From the line that holds "What does this" to the last line of the data, copy everything exactly; leave out all the rest.

▶ _Material provided_
######

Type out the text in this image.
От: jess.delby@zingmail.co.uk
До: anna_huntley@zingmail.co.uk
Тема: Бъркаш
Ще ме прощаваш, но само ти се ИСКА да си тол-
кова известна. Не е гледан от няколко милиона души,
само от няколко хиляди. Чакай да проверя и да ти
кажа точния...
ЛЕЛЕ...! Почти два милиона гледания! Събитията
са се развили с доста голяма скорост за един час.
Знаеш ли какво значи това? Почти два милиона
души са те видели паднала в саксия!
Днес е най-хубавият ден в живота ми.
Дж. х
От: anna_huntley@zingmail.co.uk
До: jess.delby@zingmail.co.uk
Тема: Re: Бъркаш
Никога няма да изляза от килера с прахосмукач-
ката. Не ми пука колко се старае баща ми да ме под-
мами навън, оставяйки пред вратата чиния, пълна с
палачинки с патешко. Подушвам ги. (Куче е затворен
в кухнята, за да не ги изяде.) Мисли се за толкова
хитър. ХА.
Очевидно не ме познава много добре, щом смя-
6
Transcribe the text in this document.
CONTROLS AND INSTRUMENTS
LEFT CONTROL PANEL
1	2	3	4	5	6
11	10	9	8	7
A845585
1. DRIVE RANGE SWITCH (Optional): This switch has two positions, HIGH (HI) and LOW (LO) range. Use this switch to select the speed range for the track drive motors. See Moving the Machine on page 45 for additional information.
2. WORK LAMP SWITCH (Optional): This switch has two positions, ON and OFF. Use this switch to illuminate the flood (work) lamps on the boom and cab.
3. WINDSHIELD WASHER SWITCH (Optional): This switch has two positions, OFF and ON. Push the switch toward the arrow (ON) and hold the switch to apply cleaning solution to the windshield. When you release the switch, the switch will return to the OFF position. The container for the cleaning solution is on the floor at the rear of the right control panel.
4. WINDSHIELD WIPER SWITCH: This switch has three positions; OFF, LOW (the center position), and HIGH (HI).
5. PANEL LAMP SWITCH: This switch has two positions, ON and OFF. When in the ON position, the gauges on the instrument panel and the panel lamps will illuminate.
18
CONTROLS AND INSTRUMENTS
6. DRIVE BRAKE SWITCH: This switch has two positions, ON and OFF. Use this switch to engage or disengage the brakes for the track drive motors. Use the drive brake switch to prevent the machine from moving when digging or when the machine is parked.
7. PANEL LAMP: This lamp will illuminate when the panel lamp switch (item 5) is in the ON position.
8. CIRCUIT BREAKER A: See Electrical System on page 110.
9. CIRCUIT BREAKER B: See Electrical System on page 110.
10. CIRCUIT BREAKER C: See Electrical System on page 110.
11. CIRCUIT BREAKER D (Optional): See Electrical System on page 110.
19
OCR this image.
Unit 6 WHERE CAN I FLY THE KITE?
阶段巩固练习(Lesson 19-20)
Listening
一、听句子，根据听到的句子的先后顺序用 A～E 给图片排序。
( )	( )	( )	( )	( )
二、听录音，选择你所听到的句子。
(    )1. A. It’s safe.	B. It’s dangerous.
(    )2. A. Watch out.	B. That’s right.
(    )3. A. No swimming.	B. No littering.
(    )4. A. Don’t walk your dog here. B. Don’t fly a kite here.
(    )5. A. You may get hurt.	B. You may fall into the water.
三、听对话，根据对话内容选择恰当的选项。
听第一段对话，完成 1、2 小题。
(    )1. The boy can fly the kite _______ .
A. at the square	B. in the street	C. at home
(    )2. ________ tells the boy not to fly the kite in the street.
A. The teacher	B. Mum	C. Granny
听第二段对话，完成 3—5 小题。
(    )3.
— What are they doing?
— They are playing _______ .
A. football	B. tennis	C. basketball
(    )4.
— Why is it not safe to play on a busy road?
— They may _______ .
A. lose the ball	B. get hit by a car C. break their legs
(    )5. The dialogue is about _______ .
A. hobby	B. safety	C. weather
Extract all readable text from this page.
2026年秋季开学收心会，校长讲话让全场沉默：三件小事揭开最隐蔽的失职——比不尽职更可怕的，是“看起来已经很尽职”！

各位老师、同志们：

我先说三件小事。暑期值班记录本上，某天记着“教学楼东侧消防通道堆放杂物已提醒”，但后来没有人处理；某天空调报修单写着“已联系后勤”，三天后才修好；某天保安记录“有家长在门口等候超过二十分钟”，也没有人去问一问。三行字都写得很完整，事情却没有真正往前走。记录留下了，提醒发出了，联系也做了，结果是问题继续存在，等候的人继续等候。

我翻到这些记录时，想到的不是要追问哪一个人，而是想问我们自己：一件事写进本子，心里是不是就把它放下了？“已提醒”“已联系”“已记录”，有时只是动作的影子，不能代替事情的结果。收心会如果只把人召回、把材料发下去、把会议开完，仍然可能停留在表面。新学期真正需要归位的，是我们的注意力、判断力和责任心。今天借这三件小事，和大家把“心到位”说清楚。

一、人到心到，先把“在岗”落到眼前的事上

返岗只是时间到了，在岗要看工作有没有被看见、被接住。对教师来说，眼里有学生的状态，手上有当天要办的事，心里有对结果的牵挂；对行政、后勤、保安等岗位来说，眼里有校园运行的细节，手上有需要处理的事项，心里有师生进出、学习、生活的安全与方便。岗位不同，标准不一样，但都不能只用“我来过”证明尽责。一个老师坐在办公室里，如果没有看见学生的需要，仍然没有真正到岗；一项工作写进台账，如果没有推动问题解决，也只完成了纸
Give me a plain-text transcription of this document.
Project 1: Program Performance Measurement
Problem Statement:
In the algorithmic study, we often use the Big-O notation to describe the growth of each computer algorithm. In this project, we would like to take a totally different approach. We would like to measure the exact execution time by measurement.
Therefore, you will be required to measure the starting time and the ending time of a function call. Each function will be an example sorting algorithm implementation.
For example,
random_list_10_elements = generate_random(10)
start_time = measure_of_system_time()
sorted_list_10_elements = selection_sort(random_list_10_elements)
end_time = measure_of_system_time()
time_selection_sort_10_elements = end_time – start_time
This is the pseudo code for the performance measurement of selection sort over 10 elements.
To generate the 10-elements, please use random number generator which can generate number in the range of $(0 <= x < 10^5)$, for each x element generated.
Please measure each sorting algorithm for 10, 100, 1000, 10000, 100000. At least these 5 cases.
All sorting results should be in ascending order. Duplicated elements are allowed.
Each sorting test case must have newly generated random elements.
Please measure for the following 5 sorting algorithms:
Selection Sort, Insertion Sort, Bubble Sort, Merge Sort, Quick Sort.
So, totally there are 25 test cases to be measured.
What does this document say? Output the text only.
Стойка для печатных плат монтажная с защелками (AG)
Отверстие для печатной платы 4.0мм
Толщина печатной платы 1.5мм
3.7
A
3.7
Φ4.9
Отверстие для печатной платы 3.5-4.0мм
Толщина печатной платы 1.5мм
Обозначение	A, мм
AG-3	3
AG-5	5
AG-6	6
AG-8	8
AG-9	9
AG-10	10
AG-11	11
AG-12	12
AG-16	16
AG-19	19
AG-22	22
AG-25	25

######

▶ _Full output_
What does this document say? Output the text only.
Стойка для печатных плат монтажная с защелками (AG)
Отверстие для печатной платы 4.0мм
Толщина печатной платы 1.5мм
3.7
A
3.7
Φ4.9
Отверстие для печатной платы 3.5-4.0мм
Толщина печатной платы 1.5мм
Обозначение	A, мм
AG-3	3
AG-5	5
AG-6	6
AG-8	8
AG-9	9
AG-10	10
AG-11	11
AG-12	12
AG-16	16
AG-19	19
AG-22	22
AG-25	25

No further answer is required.